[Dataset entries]
-----

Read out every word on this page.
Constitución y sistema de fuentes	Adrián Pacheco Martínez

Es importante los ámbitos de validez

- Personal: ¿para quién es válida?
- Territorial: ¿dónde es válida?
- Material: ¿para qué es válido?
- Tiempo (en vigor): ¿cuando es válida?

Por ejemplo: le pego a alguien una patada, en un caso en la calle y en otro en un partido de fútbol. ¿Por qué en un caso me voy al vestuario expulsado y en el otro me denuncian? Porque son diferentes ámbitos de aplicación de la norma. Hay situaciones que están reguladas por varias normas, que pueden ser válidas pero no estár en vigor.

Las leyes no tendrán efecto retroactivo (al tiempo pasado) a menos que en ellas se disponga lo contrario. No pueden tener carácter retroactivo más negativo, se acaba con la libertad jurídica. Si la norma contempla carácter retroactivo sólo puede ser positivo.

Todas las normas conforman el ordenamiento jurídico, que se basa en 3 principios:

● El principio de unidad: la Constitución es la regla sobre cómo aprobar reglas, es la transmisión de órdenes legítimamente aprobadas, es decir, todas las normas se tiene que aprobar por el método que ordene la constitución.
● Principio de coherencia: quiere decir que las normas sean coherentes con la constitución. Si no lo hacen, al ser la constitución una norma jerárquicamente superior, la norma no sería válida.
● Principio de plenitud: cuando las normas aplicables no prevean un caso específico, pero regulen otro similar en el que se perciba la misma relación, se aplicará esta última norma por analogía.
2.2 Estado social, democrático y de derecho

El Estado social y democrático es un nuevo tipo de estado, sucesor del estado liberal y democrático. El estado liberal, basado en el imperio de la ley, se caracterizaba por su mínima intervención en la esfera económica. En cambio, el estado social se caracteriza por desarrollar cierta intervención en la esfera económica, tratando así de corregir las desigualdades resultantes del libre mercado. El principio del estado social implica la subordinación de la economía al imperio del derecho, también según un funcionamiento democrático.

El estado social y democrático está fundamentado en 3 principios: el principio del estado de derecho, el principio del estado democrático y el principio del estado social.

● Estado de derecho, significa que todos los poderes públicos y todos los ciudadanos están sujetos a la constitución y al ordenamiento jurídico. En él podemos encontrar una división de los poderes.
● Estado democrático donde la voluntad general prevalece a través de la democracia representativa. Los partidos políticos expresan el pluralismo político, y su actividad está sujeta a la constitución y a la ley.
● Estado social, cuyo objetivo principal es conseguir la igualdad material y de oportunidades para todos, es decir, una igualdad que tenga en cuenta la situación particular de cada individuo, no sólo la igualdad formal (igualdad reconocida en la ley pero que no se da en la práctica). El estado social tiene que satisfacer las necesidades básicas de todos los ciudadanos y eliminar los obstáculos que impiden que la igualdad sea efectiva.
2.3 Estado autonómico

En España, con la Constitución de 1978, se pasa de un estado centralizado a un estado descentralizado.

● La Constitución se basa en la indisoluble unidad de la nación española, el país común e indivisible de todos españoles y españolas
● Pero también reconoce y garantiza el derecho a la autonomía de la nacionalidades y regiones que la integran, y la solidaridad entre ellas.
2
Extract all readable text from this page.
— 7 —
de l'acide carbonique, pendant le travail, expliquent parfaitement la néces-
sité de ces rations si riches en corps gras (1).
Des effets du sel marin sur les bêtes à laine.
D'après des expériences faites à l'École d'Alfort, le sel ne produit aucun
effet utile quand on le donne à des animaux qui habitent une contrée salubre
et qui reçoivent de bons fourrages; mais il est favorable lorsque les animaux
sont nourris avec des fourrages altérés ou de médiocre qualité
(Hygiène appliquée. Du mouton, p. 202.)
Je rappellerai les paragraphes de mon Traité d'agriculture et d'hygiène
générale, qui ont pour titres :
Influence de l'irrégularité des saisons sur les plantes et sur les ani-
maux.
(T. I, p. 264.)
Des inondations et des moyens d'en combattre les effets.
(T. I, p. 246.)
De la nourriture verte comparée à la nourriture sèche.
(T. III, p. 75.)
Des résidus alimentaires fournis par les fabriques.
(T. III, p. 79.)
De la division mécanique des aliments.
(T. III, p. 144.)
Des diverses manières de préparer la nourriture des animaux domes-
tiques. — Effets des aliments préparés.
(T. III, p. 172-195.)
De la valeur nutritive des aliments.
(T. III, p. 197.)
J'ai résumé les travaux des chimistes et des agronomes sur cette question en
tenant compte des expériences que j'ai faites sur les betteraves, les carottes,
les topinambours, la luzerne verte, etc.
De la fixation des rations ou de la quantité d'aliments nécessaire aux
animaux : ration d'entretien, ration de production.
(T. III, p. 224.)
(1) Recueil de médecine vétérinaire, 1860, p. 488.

-----

→ DESCRIPTION OF THE TASK: Return every line exactly.

→ OUTPUT FOR THIS TASK:
Read out every word on this page.
Constitución y sistema de fuentes	Adrián Pacheco Martínez

Es importante los ámbitos de validez

- Personal: ¿para quién es válida?
- Territorial: ¿dónde es válida?
- Material: ¿para qué es válido?
- Tiempo (en vigor): ¿cuando es válida?

Por ejemplo: le pego a alguien una patada, en un caso en la calle y en otro en un partido de fútbol. ¿Por qué en un caso me voy al vestuario expulsado y en el otro me denuncian? Porque son diferentes ámbitos de aplicación de la norma. Hay situaciones que están reguladas por varias normas, que pueden ser válidas pero no estár en vigor.

Las leyes no tendrán efecto retroactivo (al tiempo pasado) a menos que en ellas se disponga lo contrario. No pueden tener carácter retroactivo más negativo, se acaba con la libertad jurídica. Si la norma contempla carácter retroactivo sólo puede ser positivo.

Todas las normas conforman el ordenamiento jurídico, que se basa en 3 principios:

● El principio de unidad: la Constitución es la regla sobre cómo aprobar reglas, es la transmisión de órdenes legítimamente aprobadas, es decir, todas las normas se tiene que aprobar por el método que ordene la constitución.
● Principio de coherencia: quiere decir que las normas sean coherentes con la constitución. Si no lo hacen, al ser la constitución una norma jerárquicamente superior, la norma no sería válida.
● Principio de plenitud: cuando las normas aplicables no prevean un caso específico, pero regulen otro similar en el que se perciba la misma relación, se aplicará esta última norma por analogía.
2.2 Estado social, democrático y de derecho

El Estado social y democrático es un nuevo tipo de estado, sucesor del estado liberal y democrático. El estado liberal, basado en el imperio de la ley, se caracterizaba por su mínima intervención en la esfera económica. En cambio, el estado social se caracteriza por desarrollar cierta intervención en la esfera económica, tratando así de corregir las desigualdades resultantes del libre mercado. El principio del estado social implica la subordinación de la economía al imperio del derecho, también según un funcionamiento democrático.

El estado social y democrático está fundamentado en 3 principios: el principio del estado de derecho, el principio del estado democrático y el principio del estado social.

● Estado de derecho, significa que todos los poderes públicos y todos los ciudadanos están sujetos a la constitución y al ordenamiento jurídico. En él podemos encontrar una división de los poderes.
● Estado democrático donde la voluntad general prevalece a través de la democracia representativa. Los partidos políticos expresan el pluralismo político, y su actividad está sujeta a la constitución y a la ley.
● Estado social, cuyo objetivo principal es conseguir la igualdad material y de oportunidades para todos, es decir, una igualdad que tenga en cuenta la situación particular de cada individuo, no sólo la igualdad formal (igualdad reconocida en la ley pero que no se da en la práctica). El estado social tiene que satisfacer las necesidades básicas de todos los ciudadanos y eliminar los obstáculos que impiden que la igualdad sea efectiva.
2.3 Estado autonómico

En España, con la Constitución de 1978, se pasa de un estado centralizado a un estado descentralizado.

● La Constitución se basa en la indisoluble unidad de la nación española, el país común e indivisible de todos españoles y españolas
● Pero también reconoce y garantiza el derecho a la autonomía de la nacionalidades y regiones que la integran, y la solidaridad entre ellas.
2
Extract all readable text from this page.
— 7 —
de l'acide carbonique, pendant le travail, expliquent parfaitement la néces-
sité de ces rations si riches en corps gras (1).
Des effets du sel marin sur les bêtes à laine.
D'après des expériences faites à l'École d'Alfort, le sel ne produit aucun
effet utile quand on le donne à des animaux qui habitent une contrée salubre
et qui reçoivent de bons fourrages; mais il est favorable lorsque les animaux
sont nourris avec des fourrages altérés ou de médiocre qualité
(Hygiène appliquée. Du mouton, p. 202.)
Je rappellerai les paragraphes de mon Traité d'agriculture et d'hygiène
générale, qui ont pour titres :
Influence de l'irrégularité des saisons sur les plantes et sur les ani-
maux.
(T. I, p. 264.)
Des inondations et des moyens d'en combattre les effets.
(T. I, p. 246.)
De la nourriture verte comparée à la nourriture sèche.
(T. III, p. 75.)
Des résidus alimentaires fournis par les fabriques.
(T. III, p. 79.)
De la division mécanique des aliments.
(T. III, p. 144.)
Des diverses manières de préparer la nourriture des animaux domes-
tiques. — Effets des aliments préparés.
(T. III, p. 172-195.)
De la valeur nutritive des aliments.
(T. III, p. 197.)
J'ai résumé les travaux des chimistes et des agronomes sur cette question en
tenant compte des expériences que j'ai faites sur les betteraves, les carottes,
les topinambours, la luzerne verte, etc.
De la fixation des rations ou de la quantité d'aliments nécessaire aux
animaux : ration d'entretien, ration de production.
(T. III, p. 224.)
(1) Recueil de médecine vétérinaire, 1860, p. 488.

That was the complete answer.